WRITTEN PROBLEM:
Transcribe every line of the data below exactly as it appears.
___ RECORDS FOR THE EXERCISE
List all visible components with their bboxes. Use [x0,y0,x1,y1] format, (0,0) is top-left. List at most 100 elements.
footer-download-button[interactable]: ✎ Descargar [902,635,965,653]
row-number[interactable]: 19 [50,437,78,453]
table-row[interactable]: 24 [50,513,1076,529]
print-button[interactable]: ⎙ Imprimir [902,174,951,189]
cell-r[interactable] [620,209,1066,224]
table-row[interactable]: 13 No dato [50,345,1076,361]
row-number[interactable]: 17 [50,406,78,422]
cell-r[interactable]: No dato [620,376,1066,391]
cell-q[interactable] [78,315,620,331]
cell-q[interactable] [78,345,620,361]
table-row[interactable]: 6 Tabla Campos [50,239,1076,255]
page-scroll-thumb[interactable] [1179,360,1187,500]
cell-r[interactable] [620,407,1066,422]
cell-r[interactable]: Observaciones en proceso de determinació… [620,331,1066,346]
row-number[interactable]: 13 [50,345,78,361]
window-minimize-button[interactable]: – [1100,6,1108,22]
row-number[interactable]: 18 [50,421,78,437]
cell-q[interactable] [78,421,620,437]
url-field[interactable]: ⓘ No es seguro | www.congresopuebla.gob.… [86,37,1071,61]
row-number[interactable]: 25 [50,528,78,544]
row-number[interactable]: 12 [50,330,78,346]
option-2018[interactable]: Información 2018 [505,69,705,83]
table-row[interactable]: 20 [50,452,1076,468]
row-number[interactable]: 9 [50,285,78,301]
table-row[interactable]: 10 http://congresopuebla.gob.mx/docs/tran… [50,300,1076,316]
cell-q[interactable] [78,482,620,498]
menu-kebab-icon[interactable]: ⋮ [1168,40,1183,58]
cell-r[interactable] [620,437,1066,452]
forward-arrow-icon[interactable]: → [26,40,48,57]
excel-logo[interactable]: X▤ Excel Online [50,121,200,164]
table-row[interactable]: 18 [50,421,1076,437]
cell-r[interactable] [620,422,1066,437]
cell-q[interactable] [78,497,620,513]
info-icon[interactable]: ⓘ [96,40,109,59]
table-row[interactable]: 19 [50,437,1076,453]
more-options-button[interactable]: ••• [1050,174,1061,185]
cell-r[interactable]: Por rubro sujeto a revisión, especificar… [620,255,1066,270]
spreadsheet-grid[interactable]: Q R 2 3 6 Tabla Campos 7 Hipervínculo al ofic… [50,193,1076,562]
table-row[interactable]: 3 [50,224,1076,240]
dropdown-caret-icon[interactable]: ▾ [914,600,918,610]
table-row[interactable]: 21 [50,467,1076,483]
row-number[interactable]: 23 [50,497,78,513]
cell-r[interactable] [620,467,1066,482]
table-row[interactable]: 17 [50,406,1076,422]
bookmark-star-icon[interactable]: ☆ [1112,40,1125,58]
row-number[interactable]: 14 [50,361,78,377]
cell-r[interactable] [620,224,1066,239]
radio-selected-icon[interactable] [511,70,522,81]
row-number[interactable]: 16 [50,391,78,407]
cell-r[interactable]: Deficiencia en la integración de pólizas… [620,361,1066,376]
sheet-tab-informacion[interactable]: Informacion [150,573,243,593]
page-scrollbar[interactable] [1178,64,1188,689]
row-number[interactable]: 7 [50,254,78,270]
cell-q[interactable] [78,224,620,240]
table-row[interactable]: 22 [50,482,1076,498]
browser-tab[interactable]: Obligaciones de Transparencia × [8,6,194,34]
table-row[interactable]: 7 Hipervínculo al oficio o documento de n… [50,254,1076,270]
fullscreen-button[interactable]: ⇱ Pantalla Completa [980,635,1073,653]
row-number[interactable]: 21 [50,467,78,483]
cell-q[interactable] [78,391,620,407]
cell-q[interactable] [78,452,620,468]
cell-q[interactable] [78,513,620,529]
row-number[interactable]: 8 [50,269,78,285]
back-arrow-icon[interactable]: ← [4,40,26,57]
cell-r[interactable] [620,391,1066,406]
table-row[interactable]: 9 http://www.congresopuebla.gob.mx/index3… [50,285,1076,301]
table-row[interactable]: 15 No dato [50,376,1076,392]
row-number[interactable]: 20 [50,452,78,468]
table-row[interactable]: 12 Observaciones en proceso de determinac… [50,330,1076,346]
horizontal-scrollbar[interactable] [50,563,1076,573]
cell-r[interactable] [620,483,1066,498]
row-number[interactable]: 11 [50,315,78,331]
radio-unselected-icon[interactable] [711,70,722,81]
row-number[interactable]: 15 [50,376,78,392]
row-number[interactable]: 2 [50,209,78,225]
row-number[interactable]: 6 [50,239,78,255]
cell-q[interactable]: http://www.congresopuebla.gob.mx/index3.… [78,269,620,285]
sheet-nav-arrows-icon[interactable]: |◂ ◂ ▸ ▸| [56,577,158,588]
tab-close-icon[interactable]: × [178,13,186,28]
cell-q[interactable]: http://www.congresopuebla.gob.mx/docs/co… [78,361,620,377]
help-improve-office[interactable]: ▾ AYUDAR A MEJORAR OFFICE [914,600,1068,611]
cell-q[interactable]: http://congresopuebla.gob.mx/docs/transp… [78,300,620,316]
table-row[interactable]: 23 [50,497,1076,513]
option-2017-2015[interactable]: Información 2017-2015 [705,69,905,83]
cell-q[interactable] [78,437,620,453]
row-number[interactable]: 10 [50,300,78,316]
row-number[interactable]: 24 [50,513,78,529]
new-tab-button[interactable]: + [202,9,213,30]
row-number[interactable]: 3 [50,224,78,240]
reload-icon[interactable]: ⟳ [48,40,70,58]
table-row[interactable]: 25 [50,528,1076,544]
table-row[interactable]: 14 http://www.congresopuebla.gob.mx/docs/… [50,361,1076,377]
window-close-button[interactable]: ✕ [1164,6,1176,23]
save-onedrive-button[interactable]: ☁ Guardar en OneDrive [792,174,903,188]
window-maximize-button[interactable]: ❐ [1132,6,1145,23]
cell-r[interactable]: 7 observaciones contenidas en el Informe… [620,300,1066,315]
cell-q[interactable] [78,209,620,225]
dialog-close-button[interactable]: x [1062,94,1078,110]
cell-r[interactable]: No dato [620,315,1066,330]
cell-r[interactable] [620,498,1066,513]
______
FINISHED TASK:
List all visible components with their bboxes. Use [x0,y0,x1,y1] format, (0,0) is top-left. List at most 100 elements.
footer-download-button[interactable]: ✎ Descargar [902,635,965,653]
row-number[interactable]: 19 [50,437,78,453]
table-row[interactable]: 24 [50,513,1076,529]
print-button[interactable]: ⎙ Imprimir [902,174,951,189]
cell-r[interactable] [620,209,1066,224]
table-row[interactable]: 13 No dato [50,345,1076,361]
row-number[interactable]: 17 [50,406,78,422]
cell-r[interactable]: No dato [620,376,1066,391]
cell-q[interactable] [78,315,620,331]
cell-q[interactable] [78,345,620,361]
table-row[interactable]: 6 Tabla Campos [50,239,1076,255]
page-scroll-thumb[interactable] [1179,360,1187,500]
cell-r[interactable] [620,407,1066,422]
cell-r[interactable]: Observaciones en proceso de determinació… [620,331,1066,346]
row-number[interactable]: 13 [50,345,78,361]
window-minimize-button[interactable]: – [1100,6,1108,22]
row-number[interactable]: 18 [50,421,78,437]
cell-q[interactable] [78,421,620,437]
url-field[interactable]: ⓘ No es seguro | www.congresopuebla.gob.… [86,37,1071,61]
row-number[interactable]: 25 [50,528,78,544]
row-number[interactable]: 12 [50,330,78,346]
option-2018[interactable]: Información 2018 [505,69,705,83]
table-row[interactable]: 20 [50,452,1076,468]
row-number[interactable]: 9 [50,285,78,301]
table-row[interactable]: 10 http://congresopuebla.gob.mx/docs/tran… [50,300,1076,316]
cell-q[interactable] [78,482,620,498]
menu-kebab-icon[interactable]: ⋮ [1168,40,1183,58]
cell-r[interactable] [620,437,1066,452]
forward-arrow-icon[interactable]: → [26,40,48,57]
excel-logo[interactable]: X▤ Excel Online [50,121,200,164]
table-row[interactable]: 18 [50,421,1076,437]
cell-r[interactable] [620,422,1066,437]
cell-q[interactable] [78,497,620,513]
info-icon[interactable]: ⓘ [96,40,109,59]
table-row[interactable]: 19 [50,437,1076,453]
more-options-button[interactable]: ••• [1050,174,1061,185]
cell-r[interactable]: Por rubro sujeto a revisión, especificar… [620,255,1066,270]
spreadsheet-grid[interactable]: Q R 2 3 6 Tabla Campos 7 Hipervínculo al ofic… [50,193,1076,562]
table-row[interactable]: 3 [50,224,1076,240]
dropdown-caret-icon[interactable]: ▾ [914,600,918,610]
table-row[interactable]: 21 [50,467,1076,483]
row-number[interactable]: 23 [50,497,78,513]
cell-r[interactable] [620,467,1066,482]
table-row[interactable]: 17 [50,406,1076,422]
bookmark-star-icon[interactable]: ☆ [1112,40,1125,58]
row-number[interactable]: 14 [50,361,78,377]
cell-r[interactable] [620,224,1066,239]
radio-selected-icon[interactable] [511,70,522,81]
row-number[interactable]: 16 [50,391,78,407]
cell-r[interactable]: Deficiencia en la integración de pólizas… [620,361,1066,376]
sheet-tab-informacion[interactable]: Informacion [150,573,243,593]
page-scrollbar[interactable] [1178,64,1188,689]
row-number[interactable]: 7 [50,254,78,270]
cell-q[interactable] [78,224,620,240]
table-row[interactable]: 22 [50,482,1076,498]
browser-tab[interactable]: Obligaciones de Transparencia × [8,6,194,34]
table-row[interactable]: 7 Hipervínculo al oficio o documento de n… [50,254,1076,270]
fullscreen-button[interactable]: ⇱ Pantalla Completa [980,635,1073,653]
row-number[interactable]: 21 [50,467,78,483]
cell-q[interactable] [78,391,620,407]
cell-q[interactable] [78,452,620,468]
cell-q[interactable] [78,513,620,529]
row-number[interactable]: 8 [50,269,78,285]
back-arrow-icon[interactable]: ← [4,40,26,57]
cell-r[interactable] [620,391,1066,406]
table-row[interactable]: 9 http://www.congresopuebla.gob.mx/index3… [50,285,1076,301]
table-row[interactable]: 15 No dato [50,376,1076,392]
row-number[interactable]: 20 [50,452,78,468]
table-row[interactable]: 12 Observaciones en proceso de determinac… [50,330,1076,346]
horizontal-scrollbar[interactable] [50,563,1076,573]
cell-r[interactable] [620,483,1066,498]
row-number[interactable]: 11 [50,315,78,331]
radio-unselected-icon[interactable] [711,70,722,81]
row-number[interactable]: 15 [50,376,78,392]
row-number[interactable]: 2 [50,209,78,225]
row-number[interactable]: 6 [50,239,78,255]
cell-q[interactable]: http://www.congresopuebla.gob.mx/index3.… [78,269,620,285]
sheet-nav-arrows-icon[interactable]: |◂ ◂ ▸ ▸| [56,577,158,588]
tab-close-icon[interactable]: × [178,13,186,28]
cell-q[interactable]: http://www.congresopuebla.gob.mx/docs/co… [78,361,620,377]
help-improve-office[interactable]: ▾ AYUDAR A MEJORAR OFFICE [914,600,1068,611]
cell-q[interactable]: http://congresopuebla.gob.mx/docs/transp… [78,300,620,316]
table-row[interactable]: 23 [50,497,1076,513]
option-2017-2015[interactable]: Información 2017-2015 [705,69,905,83]
cell-q[interactable] [78,437,620,453]
row-number[interactable]: 10 [50,300,78,316]
row-number[interactable]: 24 [50,513,78,529]
new-tab-button[interactable]: + [202,9,213,30]
row-number[interactable]: 3 [50,224,78,240]
reload-icon[interactable]: ⟳ [48,40,70,58]
table-row[interactable]: 25 [50,528,1076,544]
table-row[interactable]: 14 http://www.congresopuebla.gob.mx/docs/… [50,361,1076,377]
window-close-button[interactable]: ✕ [1164,6,1176,23]
save-onedrive-button[interactable]: ☁ Guardar en OneDrive [792,174,903,188]
window-maximize-button[interactable]: ❐ [1132,6,1145,23]
cell-r[interactable]: 7 observaciones contenidas en el Informe… [620,300,1066,315]
cell-q[interactable] [78,209,620,225]
dialog-close-button[interactable]: x [1062,94,1078,110]
cell-r[interactable]: No dato [620,315,1066,330]
cell-r[interactable] [620,498,1066,513]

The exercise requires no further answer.